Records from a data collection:
======

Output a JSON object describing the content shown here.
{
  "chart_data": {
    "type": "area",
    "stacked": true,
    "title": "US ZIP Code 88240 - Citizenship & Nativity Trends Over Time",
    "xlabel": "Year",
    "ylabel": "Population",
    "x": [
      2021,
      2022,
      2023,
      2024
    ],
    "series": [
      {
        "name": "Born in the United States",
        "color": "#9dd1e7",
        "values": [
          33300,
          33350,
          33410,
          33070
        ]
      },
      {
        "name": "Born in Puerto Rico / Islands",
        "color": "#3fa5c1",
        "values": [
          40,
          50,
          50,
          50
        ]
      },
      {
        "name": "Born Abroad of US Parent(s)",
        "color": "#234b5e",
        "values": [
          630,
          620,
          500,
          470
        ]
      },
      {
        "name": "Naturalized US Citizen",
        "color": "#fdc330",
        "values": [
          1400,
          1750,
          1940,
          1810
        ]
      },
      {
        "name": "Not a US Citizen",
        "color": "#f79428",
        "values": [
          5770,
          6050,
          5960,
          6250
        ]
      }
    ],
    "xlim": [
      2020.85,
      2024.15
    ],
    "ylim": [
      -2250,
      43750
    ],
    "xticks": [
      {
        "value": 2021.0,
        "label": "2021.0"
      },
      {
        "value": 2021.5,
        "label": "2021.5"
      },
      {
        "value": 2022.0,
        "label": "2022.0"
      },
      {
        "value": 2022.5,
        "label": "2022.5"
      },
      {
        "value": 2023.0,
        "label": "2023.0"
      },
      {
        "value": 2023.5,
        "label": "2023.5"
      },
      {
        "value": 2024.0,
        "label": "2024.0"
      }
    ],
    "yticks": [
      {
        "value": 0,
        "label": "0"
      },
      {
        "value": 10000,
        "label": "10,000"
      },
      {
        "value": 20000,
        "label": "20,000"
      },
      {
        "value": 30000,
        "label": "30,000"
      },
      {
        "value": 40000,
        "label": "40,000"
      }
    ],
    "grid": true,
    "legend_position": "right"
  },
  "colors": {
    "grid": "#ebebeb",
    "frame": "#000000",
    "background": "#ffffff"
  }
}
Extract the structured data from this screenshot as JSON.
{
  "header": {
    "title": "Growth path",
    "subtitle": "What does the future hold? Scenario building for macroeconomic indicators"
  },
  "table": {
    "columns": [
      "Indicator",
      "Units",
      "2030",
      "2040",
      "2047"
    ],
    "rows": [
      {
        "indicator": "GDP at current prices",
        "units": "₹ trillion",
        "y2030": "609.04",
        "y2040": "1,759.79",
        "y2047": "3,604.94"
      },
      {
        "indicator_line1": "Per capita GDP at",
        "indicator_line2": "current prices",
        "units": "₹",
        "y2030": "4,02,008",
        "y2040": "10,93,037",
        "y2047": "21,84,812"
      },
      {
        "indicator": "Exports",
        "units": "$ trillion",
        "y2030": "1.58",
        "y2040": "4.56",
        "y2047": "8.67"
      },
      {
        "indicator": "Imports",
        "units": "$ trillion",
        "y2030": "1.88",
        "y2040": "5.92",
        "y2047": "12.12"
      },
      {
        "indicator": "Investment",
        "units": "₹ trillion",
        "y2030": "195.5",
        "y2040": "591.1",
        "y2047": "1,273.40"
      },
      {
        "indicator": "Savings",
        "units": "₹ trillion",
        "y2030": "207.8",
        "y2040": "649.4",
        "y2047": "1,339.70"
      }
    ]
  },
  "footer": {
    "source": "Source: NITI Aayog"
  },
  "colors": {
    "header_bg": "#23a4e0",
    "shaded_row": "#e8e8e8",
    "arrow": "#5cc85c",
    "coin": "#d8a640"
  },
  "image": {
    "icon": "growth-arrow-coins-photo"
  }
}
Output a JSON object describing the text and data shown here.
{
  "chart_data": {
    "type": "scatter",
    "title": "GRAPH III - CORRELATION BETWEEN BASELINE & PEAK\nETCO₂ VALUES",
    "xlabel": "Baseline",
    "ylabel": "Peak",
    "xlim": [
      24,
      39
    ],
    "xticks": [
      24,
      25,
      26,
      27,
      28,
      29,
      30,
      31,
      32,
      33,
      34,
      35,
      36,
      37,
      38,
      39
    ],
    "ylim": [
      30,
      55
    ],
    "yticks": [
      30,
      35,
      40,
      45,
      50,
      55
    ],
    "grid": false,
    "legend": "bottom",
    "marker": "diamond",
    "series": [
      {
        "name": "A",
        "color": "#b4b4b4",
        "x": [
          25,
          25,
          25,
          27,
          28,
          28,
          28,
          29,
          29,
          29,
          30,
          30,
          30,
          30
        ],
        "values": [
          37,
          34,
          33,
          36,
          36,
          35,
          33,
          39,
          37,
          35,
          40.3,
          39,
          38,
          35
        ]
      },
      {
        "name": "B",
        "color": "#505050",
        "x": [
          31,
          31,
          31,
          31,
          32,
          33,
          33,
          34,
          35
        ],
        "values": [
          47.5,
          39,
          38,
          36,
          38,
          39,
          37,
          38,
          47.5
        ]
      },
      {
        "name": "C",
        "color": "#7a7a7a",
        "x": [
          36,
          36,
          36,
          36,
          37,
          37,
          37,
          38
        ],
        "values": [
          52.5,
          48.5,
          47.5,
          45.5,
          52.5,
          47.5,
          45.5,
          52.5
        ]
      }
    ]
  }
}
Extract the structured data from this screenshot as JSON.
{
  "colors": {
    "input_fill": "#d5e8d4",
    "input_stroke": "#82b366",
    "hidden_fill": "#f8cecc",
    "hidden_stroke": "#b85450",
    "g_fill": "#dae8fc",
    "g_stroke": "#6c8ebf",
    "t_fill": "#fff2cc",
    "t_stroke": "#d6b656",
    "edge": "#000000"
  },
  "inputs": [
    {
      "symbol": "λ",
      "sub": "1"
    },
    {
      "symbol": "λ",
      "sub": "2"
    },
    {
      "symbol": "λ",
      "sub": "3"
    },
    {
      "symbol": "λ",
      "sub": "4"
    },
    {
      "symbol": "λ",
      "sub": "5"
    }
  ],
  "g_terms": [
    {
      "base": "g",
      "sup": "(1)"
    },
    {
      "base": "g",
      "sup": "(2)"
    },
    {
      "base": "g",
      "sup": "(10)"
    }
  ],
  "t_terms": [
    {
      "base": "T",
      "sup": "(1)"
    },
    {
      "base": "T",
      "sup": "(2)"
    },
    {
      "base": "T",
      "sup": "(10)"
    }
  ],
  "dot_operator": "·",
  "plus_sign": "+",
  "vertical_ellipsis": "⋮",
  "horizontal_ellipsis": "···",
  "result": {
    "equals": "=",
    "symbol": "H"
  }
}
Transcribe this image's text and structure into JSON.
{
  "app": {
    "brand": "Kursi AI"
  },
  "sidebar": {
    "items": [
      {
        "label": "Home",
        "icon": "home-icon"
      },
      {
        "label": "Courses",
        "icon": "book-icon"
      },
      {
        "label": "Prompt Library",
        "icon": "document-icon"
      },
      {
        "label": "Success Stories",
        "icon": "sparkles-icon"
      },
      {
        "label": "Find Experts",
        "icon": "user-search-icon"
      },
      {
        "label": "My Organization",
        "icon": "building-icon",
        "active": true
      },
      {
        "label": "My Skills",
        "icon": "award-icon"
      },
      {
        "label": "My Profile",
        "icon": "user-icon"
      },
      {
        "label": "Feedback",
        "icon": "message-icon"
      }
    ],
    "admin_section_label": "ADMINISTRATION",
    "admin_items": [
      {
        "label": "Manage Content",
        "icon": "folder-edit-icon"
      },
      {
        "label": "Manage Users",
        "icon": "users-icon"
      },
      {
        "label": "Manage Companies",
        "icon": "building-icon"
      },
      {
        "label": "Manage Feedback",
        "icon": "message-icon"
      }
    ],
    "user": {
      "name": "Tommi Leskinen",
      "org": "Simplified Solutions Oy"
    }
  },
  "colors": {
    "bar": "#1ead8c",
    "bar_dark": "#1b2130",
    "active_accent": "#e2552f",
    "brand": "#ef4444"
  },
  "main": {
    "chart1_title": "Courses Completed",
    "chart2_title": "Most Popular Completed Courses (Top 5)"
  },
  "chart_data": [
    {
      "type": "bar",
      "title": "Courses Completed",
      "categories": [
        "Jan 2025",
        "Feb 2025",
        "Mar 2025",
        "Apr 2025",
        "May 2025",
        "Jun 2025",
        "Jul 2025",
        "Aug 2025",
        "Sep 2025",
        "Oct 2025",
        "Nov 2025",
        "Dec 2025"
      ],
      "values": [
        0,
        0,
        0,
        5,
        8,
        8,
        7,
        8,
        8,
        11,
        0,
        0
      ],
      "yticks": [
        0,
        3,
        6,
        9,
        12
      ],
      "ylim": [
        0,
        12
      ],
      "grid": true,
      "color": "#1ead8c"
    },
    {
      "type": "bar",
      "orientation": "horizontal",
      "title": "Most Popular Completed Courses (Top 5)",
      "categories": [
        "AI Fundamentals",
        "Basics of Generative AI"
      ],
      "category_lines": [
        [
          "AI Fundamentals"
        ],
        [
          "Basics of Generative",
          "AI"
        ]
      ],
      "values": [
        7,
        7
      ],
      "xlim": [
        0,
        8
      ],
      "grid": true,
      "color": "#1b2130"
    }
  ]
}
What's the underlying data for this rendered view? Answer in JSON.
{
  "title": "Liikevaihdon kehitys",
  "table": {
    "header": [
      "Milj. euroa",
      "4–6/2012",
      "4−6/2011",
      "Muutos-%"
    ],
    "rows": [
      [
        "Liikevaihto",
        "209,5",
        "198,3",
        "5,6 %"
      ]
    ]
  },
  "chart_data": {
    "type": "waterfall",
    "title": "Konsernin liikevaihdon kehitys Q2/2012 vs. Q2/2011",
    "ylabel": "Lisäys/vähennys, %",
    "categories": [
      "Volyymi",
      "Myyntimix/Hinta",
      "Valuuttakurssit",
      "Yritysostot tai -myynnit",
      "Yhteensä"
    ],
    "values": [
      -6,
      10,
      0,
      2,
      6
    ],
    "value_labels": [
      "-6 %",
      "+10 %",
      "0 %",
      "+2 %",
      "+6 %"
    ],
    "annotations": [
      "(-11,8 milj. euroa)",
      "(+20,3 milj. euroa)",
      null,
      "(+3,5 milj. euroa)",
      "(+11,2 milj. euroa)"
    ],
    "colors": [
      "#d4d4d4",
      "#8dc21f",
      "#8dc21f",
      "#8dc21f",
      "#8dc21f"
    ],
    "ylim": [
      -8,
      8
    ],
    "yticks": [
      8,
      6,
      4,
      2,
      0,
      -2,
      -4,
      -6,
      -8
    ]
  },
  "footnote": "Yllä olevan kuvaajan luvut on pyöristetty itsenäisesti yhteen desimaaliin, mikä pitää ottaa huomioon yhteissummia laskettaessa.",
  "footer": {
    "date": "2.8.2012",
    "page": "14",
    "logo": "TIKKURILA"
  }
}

======

Your task is to collect every line above that contains the word "Basics".

        "Basics of Generative AI"
          "Basics of Generative",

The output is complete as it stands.